▶ GOAL
Copy out every record precisely.

▶ EXTRACTED INFORMATION
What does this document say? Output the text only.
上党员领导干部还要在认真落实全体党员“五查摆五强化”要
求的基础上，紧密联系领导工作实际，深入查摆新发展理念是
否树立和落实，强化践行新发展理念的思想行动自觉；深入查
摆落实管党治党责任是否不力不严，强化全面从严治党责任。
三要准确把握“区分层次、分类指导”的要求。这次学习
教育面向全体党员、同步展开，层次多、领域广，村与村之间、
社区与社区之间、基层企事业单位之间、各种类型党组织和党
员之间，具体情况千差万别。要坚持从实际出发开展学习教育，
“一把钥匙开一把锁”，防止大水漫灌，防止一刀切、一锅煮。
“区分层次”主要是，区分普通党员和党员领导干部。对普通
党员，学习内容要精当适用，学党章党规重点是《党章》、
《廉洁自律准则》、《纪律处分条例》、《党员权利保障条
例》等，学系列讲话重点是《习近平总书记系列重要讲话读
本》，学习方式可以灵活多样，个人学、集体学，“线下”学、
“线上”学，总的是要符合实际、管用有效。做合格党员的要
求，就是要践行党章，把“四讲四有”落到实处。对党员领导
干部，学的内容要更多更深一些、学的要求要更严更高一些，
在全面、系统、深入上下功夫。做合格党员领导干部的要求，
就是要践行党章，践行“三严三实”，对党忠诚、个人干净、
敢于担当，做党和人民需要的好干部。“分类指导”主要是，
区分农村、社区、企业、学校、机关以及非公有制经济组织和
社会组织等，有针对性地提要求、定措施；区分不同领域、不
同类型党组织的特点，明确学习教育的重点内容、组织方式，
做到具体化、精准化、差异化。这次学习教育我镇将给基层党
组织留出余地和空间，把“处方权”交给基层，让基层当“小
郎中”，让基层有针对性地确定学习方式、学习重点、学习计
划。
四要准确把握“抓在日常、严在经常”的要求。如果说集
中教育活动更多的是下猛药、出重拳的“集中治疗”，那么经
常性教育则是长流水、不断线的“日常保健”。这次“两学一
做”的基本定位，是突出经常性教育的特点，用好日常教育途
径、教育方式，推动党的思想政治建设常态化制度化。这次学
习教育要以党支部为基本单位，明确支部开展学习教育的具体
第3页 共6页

▶ RESPONSE TO THE TASK
What does this document say? Output the text only.
上党员领导干部还要在认真落实全体党员“五查摆五强化”要
求的基础上，紧密联系领导工作实际，深入查摆新发展理念是
否树立和落实，强化践行新发展理念的思想行动自觉；深入查
摆落实管党治党责任是否不力不严，强化全面从严治党责任。
三要准确把握“区分层次、分类指导”的要求。这次学习
教育面向全体党员、同步展开，层次多、领域广，村与村之间、
社区与社区之间、基层企事业单位之间、各种类型党组织和党
员之间，具体情况千差万别。要坚持从实际出发开展学习教育，
“一把钥匙开一把锁”，防止大水漫灌，防止一刀切、一锅煮。
“区分层次”主要是，区分普通党员和党员领导干部。对普通
党员，学习内容要精当适用，学党章党规重点是《党章》、
《廉洁自律准则》、《纪律处分条例》、《党员权利保障条
例》等，学系列讲话重点是《习近平总书记系列重要讲话读
本》，学习方式可以灵活多样，个人学、集体学，“线下”学、
“线上”学，总的是要符合实际、管用有效。做合格党员的要
求，就是要践行党章，把“四讲四有”落到实处。对党员领导
干部，学的内容要更多更深一些、学的要求要更严更高一些，
在全面、系统、深入上下功夫。做合格党员领导干部的要求，
就是要践行党章，践行“三严三实”，对党忠诚、个人干净、
敢于担当，做党和人民需要的好干部。“分类指导”主要是，
区分农村、社区、企业、学校、机关以及非公有制经济组织和
社会组织等，有针对性地提要求、定措施；区分不同领域、不
同类型党组织的特点，明确学习教育的重点内容、组织方式，
做到具体化、精准化、差异化。这次学习教育我镇将给基层党
组织留出余地和空间，把“处方权”交给基层，让基层当“小
郎中”，让基层有针对性地确定学习方式、学习重点、学习计
划。
四要准确把握“抓在日常、严在经常”的要求。如果说集
中教育活动更多的是下猛药、出重拳的“集中治疗”，那么经
常性教育则是长流水、不断线的“日常保健”。这次“两学一
做”的基本定位，是突出经常性教育的特点，用好日常教育途
径、教育方式，推动党的思想政治建设常态化制度化。这次学
习教育要以党支部为基本单位，明确支部开展学习教育的具体
第3页 共6页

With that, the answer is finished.